[Extracted data entries]
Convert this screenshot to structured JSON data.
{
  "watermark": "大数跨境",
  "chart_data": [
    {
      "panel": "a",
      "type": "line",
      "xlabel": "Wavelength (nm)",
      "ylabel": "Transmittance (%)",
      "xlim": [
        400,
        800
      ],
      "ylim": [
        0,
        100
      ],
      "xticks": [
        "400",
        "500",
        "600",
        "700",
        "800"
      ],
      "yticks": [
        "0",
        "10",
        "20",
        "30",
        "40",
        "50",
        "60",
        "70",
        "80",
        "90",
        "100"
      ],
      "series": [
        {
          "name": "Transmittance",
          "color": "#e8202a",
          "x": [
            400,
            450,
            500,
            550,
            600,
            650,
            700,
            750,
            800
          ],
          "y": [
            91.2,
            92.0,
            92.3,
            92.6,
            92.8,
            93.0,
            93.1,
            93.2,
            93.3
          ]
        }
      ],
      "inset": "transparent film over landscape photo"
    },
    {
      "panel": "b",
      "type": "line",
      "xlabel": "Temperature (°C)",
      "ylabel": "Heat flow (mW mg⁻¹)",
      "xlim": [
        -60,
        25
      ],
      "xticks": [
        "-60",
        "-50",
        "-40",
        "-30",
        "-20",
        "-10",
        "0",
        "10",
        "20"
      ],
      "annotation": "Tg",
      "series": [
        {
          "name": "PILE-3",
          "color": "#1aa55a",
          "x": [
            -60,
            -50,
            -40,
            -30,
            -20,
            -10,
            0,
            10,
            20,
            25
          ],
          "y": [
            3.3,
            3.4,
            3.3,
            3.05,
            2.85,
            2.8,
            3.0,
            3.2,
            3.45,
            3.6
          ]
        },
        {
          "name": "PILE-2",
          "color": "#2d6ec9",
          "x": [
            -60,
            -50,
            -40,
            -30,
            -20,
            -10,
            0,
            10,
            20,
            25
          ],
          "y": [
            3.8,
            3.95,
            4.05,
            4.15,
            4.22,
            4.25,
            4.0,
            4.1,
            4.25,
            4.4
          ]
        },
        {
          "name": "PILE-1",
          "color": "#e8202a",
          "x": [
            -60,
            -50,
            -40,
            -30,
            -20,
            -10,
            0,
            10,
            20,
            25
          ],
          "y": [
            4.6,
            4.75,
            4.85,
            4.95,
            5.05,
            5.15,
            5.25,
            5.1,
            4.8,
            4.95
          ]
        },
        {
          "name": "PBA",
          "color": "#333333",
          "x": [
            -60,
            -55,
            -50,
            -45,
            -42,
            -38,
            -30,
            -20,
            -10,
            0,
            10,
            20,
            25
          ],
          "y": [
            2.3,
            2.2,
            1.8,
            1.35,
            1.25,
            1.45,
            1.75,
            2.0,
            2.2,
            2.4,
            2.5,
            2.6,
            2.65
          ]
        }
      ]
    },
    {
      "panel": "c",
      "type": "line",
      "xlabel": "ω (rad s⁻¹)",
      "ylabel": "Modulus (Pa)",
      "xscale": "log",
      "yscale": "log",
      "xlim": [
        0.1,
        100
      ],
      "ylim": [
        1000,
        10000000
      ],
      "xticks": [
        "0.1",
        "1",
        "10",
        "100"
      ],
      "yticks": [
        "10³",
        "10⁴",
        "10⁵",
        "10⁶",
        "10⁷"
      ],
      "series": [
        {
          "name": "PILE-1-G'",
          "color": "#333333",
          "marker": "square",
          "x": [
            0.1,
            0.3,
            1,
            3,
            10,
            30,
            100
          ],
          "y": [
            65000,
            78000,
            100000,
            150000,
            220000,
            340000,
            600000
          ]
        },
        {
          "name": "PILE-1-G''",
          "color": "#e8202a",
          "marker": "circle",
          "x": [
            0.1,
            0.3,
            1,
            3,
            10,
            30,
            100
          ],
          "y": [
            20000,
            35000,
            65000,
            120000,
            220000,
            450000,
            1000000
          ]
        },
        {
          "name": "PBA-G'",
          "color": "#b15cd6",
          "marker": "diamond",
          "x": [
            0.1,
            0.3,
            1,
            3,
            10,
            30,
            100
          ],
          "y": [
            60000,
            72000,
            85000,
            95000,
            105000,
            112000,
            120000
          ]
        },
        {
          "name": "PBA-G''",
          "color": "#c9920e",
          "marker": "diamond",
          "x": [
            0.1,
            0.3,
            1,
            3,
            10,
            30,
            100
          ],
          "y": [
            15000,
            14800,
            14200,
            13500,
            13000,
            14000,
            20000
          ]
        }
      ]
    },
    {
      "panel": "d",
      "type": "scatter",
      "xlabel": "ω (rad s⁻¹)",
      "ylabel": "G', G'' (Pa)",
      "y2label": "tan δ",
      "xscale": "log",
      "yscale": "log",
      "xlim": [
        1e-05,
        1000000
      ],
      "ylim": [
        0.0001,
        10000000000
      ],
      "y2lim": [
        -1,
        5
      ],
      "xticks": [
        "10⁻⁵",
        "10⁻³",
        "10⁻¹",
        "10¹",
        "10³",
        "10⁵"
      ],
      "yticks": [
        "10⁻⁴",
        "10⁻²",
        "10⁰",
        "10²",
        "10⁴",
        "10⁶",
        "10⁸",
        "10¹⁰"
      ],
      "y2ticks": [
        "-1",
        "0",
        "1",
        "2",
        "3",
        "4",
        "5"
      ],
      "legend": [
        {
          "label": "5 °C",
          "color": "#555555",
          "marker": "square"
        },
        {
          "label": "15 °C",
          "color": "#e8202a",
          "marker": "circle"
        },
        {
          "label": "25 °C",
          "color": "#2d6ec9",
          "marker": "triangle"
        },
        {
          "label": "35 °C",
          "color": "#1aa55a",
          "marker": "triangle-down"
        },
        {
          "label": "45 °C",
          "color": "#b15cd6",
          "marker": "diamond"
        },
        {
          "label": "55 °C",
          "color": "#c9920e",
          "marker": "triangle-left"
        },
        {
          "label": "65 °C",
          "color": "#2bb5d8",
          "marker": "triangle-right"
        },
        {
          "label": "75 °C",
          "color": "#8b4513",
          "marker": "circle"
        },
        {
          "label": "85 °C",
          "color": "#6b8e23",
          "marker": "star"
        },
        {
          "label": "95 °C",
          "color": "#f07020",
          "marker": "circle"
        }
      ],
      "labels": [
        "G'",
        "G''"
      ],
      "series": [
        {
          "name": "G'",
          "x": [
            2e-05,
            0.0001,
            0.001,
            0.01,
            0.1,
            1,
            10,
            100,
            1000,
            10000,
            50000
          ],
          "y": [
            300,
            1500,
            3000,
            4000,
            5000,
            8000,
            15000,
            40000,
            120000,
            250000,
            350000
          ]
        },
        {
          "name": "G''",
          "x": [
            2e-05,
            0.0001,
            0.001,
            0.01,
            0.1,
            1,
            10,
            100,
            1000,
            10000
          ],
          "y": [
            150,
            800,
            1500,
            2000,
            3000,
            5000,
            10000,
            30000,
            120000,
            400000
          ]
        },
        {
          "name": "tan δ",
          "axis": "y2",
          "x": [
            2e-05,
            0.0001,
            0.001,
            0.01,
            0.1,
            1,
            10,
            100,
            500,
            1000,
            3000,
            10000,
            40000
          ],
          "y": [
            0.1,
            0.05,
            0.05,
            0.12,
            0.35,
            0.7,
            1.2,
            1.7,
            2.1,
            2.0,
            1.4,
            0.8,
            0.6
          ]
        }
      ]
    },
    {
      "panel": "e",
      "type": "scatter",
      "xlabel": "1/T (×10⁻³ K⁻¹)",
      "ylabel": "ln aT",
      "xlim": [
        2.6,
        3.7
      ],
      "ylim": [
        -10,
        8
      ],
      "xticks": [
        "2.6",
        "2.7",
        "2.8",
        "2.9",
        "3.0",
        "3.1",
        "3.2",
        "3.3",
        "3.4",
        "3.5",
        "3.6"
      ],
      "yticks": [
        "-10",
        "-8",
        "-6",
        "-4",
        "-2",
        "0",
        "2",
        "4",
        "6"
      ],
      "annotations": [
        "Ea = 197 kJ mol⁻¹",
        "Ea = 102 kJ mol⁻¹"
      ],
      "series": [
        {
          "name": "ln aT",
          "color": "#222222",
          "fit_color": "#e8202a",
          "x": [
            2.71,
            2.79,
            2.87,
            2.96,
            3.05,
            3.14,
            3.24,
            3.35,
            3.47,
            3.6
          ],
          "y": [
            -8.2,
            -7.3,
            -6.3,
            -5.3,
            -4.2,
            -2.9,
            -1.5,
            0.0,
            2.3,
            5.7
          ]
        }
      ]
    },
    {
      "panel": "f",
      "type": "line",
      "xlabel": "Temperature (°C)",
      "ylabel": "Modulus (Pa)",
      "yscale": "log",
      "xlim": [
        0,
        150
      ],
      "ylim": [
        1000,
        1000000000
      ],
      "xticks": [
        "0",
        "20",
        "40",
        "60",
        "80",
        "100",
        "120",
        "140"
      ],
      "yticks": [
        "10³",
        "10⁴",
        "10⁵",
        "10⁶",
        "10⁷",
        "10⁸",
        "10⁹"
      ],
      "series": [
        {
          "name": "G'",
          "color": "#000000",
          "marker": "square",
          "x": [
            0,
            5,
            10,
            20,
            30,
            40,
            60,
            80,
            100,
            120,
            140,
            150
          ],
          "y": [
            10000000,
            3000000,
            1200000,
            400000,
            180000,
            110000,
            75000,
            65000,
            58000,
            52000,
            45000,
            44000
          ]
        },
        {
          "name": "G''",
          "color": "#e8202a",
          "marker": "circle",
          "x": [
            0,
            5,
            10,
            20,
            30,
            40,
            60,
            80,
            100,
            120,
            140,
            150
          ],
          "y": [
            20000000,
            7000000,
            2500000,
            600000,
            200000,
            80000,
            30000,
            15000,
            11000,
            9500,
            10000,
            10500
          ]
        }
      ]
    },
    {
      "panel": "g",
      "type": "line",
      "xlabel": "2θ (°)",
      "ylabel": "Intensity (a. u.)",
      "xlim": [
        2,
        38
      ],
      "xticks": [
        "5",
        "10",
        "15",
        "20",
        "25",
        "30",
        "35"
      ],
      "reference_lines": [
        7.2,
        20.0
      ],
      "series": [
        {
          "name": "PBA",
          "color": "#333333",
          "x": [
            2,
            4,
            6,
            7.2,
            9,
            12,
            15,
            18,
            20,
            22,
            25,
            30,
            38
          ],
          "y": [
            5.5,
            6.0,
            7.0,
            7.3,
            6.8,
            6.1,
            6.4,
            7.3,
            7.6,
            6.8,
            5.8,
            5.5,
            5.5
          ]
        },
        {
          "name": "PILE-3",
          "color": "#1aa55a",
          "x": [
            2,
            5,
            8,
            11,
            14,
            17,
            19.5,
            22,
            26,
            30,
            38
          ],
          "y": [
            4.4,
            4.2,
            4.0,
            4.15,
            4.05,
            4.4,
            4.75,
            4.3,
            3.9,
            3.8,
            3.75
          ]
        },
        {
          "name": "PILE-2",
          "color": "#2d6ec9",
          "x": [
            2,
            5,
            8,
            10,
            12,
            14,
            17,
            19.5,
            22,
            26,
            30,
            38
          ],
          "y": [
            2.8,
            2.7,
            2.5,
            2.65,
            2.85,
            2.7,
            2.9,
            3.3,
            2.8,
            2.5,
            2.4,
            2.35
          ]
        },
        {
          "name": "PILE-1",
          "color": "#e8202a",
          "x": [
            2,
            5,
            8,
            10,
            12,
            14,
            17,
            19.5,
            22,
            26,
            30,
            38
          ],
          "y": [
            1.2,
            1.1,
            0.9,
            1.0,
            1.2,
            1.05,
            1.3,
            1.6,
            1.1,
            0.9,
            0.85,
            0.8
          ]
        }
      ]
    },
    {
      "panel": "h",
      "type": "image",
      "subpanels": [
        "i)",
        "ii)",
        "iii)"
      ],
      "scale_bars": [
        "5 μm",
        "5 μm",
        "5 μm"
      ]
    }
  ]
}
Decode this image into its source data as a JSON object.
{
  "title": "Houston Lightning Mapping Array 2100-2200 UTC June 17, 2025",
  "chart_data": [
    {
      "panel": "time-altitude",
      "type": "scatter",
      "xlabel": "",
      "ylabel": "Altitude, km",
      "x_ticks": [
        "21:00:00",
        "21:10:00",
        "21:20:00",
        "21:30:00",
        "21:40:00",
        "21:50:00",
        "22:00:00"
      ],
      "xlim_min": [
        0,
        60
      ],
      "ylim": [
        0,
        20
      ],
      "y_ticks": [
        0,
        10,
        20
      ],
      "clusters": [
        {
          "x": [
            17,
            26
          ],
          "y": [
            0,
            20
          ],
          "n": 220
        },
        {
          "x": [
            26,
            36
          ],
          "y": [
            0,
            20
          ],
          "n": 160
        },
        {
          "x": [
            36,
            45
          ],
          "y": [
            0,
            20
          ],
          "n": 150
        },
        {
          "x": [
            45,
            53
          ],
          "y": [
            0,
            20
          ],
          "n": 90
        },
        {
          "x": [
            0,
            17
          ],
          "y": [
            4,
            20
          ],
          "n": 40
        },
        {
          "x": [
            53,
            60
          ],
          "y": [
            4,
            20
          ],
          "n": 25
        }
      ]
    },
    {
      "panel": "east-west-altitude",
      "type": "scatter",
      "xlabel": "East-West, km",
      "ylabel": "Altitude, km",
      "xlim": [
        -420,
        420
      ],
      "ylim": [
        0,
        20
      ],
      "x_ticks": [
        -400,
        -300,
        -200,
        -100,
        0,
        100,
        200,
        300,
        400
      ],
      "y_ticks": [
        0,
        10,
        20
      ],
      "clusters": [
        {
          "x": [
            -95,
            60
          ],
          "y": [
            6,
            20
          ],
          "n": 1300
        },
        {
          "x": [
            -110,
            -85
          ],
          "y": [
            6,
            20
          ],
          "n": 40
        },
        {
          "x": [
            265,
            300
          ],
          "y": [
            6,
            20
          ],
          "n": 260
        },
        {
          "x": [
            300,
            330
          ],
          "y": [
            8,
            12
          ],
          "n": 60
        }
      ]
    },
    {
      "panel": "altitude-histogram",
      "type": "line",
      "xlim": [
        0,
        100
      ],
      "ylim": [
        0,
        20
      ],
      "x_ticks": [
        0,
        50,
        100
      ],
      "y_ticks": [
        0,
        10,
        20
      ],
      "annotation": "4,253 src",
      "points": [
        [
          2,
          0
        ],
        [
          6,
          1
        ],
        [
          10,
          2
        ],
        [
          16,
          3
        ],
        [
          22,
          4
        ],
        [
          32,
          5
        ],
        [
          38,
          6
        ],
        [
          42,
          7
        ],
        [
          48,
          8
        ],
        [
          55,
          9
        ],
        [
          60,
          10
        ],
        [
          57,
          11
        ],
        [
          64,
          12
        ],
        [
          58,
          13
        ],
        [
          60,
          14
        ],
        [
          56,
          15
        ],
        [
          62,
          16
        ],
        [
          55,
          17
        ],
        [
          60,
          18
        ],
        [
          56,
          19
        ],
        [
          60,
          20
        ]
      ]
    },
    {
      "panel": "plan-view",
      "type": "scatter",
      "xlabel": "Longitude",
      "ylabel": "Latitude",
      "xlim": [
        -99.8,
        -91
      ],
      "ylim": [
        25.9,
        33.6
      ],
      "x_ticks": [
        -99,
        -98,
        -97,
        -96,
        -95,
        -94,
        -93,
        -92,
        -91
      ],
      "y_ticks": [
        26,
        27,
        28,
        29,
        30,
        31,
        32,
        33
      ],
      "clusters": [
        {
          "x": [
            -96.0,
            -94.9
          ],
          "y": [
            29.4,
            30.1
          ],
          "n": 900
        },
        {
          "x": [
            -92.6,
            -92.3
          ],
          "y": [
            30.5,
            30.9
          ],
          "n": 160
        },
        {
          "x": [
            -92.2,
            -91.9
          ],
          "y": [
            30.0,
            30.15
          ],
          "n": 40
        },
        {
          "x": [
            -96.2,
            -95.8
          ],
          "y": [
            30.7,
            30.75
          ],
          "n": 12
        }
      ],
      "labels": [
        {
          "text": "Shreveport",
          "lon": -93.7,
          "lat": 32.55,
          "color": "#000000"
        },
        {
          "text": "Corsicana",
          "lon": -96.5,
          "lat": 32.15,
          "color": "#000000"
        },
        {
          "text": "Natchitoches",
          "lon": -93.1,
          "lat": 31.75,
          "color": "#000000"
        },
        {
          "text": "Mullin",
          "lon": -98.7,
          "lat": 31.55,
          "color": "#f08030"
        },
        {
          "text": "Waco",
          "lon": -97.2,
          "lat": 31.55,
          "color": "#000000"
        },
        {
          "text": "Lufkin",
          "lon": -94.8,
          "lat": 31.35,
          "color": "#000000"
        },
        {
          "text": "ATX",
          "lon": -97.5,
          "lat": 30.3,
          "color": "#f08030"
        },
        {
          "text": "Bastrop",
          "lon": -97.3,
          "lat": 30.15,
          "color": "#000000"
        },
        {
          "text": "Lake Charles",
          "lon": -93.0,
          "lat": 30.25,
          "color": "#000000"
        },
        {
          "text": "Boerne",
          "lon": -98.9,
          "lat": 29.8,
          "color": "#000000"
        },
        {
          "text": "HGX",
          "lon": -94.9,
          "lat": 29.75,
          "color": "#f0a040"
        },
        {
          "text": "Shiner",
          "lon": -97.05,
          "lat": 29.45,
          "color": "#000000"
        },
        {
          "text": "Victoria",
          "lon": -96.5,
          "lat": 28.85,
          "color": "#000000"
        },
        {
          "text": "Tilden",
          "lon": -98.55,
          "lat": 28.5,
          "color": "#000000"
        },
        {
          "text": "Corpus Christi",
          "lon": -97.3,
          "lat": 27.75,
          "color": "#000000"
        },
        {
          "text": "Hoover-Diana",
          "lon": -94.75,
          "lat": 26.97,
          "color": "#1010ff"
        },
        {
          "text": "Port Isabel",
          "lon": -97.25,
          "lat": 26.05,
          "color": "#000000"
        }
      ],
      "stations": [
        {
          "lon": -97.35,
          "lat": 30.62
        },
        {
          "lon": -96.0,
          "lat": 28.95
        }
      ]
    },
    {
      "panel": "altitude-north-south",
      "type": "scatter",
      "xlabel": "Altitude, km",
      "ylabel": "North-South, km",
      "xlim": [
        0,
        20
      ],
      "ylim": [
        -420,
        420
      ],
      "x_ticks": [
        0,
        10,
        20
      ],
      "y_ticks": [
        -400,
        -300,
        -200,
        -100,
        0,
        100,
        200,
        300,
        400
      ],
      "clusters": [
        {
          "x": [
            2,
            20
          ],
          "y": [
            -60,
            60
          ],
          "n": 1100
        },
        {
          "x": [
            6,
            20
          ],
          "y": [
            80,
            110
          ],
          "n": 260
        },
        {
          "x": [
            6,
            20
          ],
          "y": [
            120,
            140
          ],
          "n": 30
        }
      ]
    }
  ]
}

-- Aim of the exercise --
Determine how many lines in the listing above hold the word "triangle", answering with the number only.

-- The reply --
4